▶ [EXERCISE TASK]
From the listing below, extract every line containing "Body".

● ● ● ● ● ● ●

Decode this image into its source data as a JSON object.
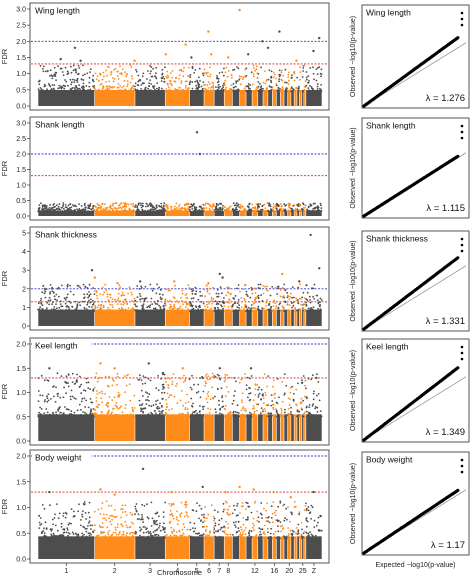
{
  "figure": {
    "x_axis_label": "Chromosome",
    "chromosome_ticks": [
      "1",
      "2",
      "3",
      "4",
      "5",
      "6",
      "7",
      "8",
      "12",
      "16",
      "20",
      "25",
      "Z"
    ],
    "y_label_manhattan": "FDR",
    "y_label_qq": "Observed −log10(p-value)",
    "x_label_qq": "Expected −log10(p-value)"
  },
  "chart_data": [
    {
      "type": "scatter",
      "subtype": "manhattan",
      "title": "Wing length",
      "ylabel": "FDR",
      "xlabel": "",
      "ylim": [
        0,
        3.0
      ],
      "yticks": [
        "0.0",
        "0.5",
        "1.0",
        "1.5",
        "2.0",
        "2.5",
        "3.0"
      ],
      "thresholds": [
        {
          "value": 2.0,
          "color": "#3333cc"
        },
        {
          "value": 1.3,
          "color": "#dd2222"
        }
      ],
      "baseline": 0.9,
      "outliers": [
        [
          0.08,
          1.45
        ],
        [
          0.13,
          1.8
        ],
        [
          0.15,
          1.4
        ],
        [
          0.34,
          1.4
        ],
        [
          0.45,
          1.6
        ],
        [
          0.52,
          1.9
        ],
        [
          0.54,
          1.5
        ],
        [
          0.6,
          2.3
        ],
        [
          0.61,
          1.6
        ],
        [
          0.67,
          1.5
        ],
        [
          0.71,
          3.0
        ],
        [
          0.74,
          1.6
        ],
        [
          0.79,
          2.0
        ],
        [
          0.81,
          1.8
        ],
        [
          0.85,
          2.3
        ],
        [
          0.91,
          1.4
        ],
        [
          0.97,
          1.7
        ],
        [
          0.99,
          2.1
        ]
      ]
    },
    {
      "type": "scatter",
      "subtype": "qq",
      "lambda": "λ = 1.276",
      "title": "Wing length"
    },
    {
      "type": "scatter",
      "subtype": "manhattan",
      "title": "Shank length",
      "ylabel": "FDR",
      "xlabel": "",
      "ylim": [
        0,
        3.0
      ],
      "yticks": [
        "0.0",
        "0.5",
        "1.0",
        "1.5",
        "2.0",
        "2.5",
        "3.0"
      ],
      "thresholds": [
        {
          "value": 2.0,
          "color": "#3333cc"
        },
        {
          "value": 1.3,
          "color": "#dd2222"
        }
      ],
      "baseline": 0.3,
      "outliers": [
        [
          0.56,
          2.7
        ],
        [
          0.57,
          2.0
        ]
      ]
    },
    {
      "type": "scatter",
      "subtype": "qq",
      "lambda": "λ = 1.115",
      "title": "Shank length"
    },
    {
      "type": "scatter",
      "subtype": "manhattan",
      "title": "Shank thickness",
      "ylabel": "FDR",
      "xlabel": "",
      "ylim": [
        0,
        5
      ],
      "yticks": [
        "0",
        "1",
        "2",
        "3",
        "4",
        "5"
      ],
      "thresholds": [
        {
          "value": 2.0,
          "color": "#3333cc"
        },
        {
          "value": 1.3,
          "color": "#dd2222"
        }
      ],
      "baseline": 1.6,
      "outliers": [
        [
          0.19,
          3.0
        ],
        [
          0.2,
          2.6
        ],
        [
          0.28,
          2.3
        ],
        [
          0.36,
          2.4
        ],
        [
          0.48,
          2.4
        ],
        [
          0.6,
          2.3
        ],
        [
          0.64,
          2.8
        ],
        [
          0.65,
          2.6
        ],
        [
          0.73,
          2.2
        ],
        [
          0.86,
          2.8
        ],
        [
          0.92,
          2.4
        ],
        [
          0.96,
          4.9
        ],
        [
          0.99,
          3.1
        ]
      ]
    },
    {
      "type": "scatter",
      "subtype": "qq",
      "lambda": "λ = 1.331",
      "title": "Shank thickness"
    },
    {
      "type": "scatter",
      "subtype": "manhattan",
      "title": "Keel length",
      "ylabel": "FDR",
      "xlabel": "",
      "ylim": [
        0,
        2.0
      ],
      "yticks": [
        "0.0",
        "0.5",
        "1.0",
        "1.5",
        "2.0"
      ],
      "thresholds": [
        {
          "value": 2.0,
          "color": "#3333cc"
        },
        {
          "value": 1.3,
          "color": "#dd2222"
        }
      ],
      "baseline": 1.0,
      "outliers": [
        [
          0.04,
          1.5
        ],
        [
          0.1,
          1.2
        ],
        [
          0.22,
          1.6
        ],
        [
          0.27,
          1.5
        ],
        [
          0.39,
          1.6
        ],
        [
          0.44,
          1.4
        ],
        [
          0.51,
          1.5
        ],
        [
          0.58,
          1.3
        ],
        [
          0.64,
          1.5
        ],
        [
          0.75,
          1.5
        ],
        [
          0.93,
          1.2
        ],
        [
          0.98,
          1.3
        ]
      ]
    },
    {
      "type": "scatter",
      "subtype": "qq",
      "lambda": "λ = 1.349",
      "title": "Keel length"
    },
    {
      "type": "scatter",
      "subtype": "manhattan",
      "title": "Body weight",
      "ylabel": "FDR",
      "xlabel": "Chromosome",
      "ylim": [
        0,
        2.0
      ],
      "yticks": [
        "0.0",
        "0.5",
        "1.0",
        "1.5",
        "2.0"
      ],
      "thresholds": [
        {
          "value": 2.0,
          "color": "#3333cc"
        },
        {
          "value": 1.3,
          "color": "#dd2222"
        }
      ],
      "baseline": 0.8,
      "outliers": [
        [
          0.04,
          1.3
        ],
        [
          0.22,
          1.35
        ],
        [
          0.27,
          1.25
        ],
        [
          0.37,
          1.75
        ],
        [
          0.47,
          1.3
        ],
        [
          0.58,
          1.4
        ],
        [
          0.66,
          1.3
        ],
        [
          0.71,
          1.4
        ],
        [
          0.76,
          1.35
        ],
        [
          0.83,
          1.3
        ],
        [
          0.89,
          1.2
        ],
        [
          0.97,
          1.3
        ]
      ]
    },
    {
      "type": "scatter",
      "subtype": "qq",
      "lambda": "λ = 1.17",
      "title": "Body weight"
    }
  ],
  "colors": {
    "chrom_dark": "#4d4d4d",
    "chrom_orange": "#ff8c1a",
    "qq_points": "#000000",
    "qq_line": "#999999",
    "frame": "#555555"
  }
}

● ● ● ● ● ● ●

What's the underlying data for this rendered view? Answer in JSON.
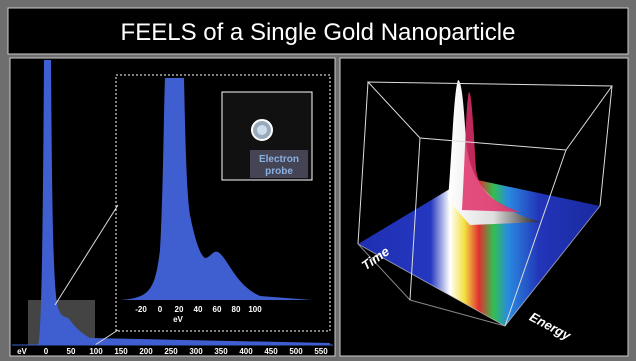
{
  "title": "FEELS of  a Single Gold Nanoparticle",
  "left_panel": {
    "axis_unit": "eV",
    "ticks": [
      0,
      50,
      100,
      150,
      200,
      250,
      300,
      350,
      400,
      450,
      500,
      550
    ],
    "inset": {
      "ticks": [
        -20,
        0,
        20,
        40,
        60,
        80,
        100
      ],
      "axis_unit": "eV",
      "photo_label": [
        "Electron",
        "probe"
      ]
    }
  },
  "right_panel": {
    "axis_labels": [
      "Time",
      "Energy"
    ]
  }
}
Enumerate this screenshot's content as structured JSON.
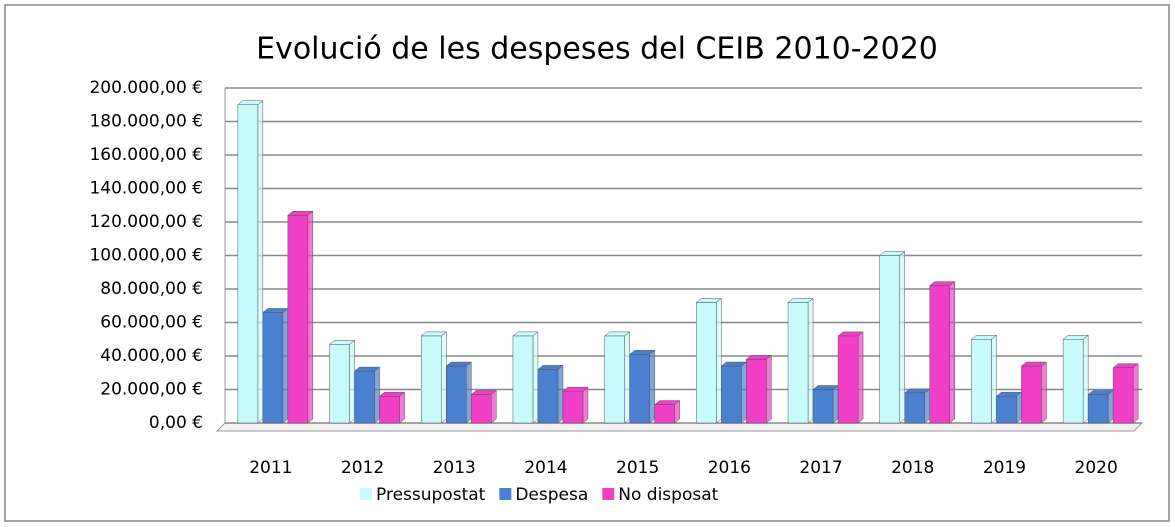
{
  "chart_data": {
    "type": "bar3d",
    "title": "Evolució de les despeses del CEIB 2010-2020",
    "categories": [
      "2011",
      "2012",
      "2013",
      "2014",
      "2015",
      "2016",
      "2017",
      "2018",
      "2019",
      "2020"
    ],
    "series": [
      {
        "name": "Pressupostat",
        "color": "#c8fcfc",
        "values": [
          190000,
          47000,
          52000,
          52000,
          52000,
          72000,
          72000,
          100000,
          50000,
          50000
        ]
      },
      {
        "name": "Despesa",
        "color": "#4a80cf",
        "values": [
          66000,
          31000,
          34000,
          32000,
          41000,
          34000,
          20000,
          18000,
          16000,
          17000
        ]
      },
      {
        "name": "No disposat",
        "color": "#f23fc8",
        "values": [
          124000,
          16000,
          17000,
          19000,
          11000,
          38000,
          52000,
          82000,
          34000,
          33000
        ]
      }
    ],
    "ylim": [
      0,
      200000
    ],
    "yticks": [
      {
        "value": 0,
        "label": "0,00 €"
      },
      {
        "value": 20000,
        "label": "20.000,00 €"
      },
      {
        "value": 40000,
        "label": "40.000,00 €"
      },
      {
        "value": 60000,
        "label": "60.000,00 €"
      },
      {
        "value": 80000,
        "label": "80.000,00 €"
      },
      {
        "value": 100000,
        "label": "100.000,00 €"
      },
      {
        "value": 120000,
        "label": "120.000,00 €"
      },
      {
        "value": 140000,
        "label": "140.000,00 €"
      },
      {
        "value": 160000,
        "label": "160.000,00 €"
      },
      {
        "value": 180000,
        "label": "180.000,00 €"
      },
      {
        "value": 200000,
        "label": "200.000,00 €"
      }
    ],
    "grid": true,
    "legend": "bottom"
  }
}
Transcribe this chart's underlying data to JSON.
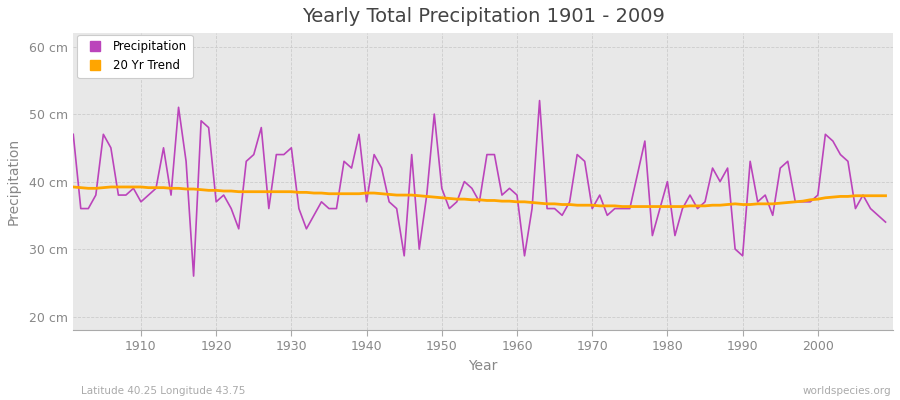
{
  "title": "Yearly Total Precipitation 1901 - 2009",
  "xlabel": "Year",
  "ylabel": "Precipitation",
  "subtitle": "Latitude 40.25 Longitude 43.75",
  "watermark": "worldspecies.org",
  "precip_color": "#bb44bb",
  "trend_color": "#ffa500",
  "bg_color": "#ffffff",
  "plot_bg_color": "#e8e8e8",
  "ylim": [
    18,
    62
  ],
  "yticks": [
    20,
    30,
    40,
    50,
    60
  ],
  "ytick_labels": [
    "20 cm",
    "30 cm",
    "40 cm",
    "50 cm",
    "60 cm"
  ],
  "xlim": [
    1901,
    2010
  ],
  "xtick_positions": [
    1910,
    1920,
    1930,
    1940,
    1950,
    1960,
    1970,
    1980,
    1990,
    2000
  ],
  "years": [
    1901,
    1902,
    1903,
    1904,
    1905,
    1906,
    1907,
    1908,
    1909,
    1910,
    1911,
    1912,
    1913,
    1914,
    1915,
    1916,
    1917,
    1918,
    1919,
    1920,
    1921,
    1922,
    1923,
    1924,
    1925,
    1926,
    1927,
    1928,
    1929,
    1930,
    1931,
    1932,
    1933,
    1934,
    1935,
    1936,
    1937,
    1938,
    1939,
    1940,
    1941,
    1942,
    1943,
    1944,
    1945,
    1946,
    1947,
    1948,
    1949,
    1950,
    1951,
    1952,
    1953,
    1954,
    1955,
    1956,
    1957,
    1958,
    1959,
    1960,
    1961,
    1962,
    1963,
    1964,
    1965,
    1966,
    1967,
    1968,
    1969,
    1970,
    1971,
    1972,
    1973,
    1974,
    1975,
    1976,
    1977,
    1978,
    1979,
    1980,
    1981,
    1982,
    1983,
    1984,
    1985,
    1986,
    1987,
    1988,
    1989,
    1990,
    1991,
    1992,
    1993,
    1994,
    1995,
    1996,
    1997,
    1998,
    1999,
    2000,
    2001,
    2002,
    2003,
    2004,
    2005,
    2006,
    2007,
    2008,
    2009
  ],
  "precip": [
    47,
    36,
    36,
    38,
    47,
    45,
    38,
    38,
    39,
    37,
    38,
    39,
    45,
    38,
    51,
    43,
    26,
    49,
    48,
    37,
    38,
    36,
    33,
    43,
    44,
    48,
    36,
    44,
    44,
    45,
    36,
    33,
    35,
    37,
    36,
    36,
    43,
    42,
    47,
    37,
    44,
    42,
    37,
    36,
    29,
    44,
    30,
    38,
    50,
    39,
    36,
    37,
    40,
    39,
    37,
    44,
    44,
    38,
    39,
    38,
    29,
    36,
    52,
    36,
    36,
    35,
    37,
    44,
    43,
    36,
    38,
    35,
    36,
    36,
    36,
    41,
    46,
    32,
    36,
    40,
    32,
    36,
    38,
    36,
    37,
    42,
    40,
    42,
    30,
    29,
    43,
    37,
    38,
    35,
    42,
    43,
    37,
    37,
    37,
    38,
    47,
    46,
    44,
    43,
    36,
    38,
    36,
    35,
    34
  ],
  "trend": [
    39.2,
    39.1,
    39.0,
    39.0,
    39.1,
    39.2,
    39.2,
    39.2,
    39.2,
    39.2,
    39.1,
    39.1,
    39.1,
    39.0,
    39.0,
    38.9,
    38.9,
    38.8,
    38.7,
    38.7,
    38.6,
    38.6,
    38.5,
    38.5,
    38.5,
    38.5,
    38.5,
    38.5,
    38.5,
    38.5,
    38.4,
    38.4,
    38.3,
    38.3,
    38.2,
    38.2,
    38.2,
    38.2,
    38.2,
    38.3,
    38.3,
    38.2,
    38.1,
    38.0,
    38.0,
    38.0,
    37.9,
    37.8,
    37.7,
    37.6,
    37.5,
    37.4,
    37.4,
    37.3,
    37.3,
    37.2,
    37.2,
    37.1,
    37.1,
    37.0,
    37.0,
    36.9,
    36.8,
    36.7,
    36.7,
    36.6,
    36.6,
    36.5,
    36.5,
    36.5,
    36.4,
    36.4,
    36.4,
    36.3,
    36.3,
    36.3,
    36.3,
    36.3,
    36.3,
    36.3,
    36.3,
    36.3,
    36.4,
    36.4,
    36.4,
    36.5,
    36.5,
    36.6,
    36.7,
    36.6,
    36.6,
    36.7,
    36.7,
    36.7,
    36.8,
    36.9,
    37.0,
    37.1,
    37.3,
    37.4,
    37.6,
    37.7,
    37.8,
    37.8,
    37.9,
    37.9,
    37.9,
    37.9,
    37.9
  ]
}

● ● ● ● ● ● ●

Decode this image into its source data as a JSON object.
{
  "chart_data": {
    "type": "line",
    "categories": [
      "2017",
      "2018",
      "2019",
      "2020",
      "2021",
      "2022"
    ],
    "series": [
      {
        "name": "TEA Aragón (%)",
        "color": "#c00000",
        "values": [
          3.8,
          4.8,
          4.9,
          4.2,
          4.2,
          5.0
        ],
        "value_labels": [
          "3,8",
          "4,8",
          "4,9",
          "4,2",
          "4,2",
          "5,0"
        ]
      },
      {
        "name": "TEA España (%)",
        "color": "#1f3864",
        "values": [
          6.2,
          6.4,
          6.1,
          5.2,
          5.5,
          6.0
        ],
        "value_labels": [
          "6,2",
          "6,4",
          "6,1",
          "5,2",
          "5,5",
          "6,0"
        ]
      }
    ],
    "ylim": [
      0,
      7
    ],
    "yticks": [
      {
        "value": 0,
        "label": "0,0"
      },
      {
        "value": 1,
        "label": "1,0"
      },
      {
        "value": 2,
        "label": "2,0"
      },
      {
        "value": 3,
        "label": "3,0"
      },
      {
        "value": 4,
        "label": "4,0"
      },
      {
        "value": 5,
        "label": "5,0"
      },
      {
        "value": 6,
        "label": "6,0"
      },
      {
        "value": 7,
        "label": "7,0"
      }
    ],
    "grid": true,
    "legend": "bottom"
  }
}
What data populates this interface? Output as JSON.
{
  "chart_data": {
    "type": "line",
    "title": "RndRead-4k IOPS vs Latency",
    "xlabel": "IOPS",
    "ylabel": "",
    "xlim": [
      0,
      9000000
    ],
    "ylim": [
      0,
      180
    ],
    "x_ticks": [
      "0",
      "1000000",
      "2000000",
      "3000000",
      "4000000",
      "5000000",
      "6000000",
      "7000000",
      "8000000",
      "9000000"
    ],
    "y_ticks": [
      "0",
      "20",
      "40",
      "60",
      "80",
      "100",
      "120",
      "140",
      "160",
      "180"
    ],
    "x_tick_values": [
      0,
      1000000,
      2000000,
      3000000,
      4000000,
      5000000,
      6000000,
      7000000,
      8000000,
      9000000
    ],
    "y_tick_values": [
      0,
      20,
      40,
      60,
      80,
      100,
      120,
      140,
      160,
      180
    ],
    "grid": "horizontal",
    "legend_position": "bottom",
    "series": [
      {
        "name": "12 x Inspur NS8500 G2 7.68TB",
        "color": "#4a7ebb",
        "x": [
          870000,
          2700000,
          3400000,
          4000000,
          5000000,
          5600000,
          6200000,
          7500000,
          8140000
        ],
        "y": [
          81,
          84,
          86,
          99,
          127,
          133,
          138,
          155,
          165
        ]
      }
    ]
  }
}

● ● ● ● ● ● ●

▶ [SOLVED PROBLEM]
      "title": "Body weight",
      "title": "Body weight"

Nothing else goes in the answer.